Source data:
◆ ◆ ◆ ◆

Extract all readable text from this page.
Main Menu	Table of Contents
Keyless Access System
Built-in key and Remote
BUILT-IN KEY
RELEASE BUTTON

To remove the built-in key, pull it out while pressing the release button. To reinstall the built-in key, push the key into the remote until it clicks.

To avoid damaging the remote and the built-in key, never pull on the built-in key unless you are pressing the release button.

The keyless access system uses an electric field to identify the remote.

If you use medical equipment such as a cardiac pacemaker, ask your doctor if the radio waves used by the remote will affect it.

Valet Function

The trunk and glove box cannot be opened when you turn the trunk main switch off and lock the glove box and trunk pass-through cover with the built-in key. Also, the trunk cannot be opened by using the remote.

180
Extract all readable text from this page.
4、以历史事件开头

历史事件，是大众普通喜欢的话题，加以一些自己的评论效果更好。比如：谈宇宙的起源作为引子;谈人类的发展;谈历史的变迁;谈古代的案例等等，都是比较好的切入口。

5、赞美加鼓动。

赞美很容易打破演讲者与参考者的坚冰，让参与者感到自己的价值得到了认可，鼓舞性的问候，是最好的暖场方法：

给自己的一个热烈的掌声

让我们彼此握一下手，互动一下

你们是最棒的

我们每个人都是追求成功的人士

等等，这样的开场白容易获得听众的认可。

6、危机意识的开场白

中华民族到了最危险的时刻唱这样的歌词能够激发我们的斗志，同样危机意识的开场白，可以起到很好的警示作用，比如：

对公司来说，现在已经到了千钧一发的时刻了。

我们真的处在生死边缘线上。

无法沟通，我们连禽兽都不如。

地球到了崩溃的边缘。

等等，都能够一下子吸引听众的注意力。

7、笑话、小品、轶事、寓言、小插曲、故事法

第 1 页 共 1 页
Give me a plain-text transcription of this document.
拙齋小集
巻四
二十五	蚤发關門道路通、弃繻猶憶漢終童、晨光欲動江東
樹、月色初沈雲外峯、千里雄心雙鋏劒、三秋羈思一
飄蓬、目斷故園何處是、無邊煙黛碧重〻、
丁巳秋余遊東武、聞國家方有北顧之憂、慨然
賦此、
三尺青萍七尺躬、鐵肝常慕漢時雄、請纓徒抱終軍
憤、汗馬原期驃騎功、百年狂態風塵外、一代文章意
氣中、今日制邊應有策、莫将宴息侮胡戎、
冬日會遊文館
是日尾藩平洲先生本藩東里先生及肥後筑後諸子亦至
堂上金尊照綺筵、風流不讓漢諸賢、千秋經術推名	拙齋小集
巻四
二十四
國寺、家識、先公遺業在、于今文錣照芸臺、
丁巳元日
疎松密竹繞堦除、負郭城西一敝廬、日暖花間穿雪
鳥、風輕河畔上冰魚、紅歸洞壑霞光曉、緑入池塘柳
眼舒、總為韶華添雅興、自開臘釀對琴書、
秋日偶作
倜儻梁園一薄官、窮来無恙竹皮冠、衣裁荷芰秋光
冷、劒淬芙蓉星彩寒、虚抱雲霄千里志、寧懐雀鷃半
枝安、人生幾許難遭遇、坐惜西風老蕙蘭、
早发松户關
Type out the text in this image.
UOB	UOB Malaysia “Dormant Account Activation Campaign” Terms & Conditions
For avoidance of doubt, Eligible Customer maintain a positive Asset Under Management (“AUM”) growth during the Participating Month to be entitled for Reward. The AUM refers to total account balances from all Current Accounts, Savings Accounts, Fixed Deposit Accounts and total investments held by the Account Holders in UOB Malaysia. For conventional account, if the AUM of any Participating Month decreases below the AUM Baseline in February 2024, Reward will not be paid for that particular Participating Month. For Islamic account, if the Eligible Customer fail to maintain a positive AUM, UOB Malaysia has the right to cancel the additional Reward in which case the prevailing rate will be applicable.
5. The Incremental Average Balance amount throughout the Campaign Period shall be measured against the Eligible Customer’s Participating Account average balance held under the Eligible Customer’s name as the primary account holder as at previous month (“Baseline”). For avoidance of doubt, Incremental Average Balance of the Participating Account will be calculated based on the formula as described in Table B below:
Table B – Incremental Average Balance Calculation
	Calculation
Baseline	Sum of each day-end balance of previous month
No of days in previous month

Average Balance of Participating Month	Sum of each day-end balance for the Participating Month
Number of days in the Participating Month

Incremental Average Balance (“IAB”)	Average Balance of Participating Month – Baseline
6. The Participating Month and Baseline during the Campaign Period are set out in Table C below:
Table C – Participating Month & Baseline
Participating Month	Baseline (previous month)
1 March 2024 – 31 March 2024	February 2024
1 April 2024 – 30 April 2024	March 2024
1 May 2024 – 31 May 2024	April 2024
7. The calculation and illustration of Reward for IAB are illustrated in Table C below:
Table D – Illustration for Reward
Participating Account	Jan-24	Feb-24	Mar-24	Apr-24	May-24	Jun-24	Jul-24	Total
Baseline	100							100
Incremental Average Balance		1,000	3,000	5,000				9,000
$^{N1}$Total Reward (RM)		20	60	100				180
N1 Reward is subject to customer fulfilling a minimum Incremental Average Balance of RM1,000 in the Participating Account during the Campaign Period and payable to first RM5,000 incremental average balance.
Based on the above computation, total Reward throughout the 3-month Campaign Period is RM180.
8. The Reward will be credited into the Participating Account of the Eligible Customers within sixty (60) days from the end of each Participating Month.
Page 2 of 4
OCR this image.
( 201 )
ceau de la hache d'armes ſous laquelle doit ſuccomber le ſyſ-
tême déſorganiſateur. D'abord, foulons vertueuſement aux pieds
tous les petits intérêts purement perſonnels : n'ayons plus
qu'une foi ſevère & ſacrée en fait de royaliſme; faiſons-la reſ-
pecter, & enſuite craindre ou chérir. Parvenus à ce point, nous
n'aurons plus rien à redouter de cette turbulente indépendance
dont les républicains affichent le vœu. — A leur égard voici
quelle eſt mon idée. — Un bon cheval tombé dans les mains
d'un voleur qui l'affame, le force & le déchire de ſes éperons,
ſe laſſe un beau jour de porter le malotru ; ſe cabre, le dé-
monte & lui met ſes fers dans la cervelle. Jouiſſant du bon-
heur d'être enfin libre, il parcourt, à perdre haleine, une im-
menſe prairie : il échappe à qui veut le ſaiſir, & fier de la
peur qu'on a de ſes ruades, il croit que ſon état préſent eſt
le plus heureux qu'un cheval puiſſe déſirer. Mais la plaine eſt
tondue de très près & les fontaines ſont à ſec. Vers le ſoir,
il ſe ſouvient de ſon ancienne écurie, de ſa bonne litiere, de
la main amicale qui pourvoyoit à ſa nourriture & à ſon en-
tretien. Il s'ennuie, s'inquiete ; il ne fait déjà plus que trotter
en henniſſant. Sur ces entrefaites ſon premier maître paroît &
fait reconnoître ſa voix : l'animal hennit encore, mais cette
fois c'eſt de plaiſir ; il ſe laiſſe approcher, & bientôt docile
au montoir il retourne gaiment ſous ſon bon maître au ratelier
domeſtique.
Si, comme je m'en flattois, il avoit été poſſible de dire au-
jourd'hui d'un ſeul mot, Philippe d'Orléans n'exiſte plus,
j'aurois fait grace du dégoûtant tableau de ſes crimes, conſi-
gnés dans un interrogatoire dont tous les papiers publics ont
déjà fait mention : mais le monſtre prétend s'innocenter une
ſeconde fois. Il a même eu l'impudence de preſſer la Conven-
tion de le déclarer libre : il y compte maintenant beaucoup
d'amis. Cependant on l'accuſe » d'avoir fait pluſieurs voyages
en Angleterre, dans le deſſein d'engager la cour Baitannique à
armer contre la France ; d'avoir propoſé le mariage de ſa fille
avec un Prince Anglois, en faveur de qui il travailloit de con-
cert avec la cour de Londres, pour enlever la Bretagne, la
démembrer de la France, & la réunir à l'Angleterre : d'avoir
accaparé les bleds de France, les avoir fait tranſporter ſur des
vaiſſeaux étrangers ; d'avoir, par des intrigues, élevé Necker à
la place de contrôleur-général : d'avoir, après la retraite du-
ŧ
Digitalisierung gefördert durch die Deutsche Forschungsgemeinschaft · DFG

◆ ◆ ◆ ◆

Report all lines of the data that include the word "each".

§ **Written answer**
Baseline	Sum of each day-end balance of previous month
Average Balance of Participating Month	Sum of each day-end balance for the Participating Month
8. The Reward will be credited into the Participating Account of the Eligible Customers within sixty (60) days from the end of each Participating Month.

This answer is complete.